◆ **TASK TO CARRY OUT**: Gather every line from the entries below that includes "Dakota".

◆ **MATERIAL SHOWN**:
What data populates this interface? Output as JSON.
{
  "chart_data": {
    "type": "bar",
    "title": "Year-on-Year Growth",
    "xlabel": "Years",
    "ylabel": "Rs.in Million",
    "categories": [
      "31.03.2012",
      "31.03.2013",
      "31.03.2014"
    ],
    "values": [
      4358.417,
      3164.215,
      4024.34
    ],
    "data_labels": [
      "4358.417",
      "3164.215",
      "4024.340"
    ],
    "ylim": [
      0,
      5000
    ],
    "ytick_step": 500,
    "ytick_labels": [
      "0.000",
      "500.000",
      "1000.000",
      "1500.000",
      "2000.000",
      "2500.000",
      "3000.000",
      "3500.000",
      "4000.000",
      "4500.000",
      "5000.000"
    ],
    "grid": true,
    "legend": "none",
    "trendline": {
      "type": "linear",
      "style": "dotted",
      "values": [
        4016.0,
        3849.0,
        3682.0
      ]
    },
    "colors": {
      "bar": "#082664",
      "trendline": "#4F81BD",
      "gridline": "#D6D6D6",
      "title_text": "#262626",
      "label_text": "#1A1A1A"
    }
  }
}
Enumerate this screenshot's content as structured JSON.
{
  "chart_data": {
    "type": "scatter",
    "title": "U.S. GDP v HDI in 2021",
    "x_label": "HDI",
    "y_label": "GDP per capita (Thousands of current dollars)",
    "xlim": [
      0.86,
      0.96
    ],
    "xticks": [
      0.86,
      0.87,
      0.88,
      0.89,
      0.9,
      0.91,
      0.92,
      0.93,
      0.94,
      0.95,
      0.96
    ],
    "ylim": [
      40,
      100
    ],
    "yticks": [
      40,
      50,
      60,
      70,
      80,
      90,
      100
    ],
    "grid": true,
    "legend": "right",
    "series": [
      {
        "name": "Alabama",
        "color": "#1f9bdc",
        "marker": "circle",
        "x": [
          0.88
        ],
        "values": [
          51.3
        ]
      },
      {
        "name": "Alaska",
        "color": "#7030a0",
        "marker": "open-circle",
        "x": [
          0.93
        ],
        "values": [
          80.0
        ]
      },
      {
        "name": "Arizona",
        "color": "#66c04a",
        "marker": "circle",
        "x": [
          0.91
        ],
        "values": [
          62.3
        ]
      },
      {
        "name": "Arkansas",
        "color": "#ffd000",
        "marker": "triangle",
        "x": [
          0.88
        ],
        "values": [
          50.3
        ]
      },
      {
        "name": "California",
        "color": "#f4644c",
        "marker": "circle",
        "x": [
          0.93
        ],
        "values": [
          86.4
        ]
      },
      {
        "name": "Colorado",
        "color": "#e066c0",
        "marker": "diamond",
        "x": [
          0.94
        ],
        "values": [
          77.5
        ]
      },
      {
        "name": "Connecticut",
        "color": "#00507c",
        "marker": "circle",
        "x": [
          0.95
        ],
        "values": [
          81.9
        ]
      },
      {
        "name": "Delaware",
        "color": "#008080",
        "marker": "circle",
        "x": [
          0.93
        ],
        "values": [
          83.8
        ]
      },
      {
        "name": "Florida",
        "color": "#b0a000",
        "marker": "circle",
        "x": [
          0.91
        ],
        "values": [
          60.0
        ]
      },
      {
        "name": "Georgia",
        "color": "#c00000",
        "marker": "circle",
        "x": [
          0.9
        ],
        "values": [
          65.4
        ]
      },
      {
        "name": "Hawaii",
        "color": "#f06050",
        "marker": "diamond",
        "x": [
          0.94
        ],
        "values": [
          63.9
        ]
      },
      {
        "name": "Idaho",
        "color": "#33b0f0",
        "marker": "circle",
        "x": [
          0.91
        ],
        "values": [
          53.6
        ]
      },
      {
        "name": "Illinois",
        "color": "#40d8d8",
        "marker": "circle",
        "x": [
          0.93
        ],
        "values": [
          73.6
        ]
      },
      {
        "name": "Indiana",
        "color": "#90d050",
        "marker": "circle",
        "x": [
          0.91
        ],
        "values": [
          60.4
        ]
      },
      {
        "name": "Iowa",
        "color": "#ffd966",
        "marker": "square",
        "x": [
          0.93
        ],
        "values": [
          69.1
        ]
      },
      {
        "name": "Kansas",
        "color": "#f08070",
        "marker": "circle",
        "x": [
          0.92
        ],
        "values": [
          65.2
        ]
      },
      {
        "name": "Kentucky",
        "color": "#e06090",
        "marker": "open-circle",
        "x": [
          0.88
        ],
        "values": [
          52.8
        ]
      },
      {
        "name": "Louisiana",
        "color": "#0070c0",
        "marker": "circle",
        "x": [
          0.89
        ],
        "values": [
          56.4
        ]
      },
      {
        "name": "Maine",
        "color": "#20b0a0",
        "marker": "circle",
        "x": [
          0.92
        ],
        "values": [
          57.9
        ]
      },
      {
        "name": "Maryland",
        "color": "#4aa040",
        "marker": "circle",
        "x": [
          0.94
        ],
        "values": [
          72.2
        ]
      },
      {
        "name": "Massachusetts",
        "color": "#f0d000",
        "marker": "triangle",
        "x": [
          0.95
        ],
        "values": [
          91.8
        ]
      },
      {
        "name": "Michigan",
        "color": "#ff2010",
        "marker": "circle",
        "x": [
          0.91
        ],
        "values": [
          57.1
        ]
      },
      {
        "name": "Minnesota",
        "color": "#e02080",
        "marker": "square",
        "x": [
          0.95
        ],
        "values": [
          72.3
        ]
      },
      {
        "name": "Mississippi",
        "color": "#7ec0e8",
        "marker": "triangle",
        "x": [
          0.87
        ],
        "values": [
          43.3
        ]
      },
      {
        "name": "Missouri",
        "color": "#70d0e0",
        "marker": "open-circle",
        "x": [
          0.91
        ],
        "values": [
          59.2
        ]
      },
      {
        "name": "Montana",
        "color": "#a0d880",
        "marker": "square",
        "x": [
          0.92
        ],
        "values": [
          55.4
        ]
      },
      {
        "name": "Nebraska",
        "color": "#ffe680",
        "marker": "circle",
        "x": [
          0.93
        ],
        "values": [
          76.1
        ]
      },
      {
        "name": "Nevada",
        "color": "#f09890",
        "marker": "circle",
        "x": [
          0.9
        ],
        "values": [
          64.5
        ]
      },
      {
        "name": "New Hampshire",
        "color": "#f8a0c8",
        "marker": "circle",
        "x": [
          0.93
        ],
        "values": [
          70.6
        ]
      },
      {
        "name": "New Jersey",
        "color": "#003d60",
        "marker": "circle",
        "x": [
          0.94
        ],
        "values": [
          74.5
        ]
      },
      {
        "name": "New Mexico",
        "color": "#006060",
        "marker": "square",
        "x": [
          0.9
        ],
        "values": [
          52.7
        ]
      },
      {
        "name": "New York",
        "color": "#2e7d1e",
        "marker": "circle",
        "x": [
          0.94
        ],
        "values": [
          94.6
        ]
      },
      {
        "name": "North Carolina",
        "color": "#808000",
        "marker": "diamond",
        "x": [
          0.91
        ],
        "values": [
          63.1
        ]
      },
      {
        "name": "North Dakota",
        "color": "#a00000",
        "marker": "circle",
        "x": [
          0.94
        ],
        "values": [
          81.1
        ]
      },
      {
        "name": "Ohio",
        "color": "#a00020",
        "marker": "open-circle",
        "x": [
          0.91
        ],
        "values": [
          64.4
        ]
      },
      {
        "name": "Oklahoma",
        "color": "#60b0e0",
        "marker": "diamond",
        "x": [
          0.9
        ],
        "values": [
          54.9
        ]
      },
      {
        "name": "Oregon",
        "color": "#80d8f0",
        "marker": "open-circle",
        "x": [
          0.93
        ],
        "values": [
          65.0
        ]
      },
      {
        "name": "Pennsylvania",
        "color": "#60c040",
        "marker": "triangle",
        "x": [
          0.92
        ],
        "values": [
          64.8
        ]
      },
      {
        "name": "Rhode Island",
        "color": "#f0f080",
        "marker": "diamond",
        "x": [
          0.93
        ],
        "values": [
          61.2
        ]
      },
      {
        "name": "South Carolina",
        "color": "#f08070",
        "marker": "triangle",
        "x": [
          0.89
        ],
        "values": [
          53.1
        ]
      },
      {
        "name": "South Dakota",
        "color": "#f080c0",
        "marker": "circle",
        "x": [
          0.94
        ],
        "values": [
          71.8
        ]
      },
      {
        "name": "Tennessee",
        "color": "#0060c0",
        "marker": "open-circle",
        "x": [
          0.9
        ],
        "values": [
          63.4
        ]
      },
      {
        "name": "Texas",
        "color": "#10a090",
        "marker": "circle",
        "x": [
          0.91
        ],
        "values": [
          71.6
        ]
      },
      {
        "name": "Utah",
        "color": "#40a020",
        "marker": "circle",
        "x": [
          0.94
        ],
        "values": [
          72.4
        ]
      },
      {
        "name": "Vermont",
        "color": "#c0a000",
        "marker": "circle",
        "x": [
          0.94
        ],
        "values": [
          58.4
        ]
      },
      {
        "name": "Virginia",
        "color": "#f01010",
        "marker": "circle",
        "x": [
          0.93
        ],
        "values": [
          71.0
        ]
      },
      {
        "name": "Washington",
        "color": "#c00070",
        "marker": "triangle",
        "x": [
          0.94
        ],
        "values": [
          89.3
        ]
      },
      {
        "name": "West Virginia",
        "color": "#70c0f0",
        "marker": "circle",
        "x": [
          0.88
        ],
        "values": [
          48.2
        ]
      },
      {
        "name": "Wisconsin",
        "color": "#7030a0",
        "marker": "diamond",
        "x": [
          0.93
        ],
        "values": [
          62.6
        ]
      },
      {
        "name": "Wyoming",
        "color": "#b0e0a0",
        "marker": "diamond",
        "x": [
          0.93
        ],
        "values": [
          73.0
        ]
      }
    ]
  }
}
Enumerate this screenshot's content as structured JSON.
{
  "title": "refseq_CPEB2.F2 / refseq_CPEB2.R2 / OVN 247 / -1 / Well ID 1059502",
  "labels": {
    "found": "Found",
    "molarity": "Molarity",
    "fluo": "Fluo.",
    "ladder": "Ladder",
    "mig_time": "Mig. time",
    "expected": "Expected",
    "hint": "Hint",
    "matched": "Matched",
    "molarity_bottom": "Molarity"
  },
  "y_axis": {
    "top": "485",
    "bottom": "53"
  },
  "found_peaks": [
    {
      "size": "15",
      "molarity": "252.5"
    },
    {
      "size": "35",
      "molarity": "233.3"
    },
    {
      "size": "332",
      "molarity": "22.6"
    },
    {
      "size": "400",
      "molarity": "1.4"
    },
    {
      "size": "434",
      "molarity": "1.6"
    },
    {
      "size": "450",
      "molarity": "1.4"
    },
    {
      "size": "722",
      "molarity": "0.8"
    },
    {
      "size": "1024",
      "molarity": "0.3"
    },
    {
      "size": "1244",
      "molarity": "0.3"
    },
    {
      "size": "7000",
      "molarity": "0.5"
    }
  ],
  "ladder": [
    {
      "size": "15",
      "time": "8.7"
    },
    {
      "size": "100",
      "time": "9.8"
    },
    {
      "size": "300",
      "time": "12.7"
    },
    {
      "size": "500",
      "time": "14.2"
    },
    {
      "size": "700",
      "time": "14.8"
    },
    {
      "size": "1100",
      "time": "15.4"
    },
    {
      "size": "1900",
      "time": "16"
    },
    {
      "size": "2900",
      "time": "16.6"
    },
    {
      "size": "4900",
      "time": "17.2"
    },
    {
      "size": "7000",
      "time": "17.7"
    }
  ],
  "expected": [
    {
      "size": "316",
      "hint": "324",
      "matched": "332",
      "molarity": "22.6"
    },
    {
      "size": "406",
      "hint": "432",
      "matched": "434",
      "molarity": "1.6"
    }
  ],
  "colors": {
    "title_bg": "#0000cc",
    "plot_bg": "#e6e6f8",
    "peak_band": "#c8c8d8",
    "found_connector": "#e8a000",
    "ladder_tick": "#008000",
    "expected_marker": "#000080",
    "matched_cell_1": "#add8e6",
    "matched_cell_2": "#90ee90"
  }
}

◆ **RESULT FOR THIS EXERCISE**:
        "name": "North Dakota",
        "name": "South Dakota",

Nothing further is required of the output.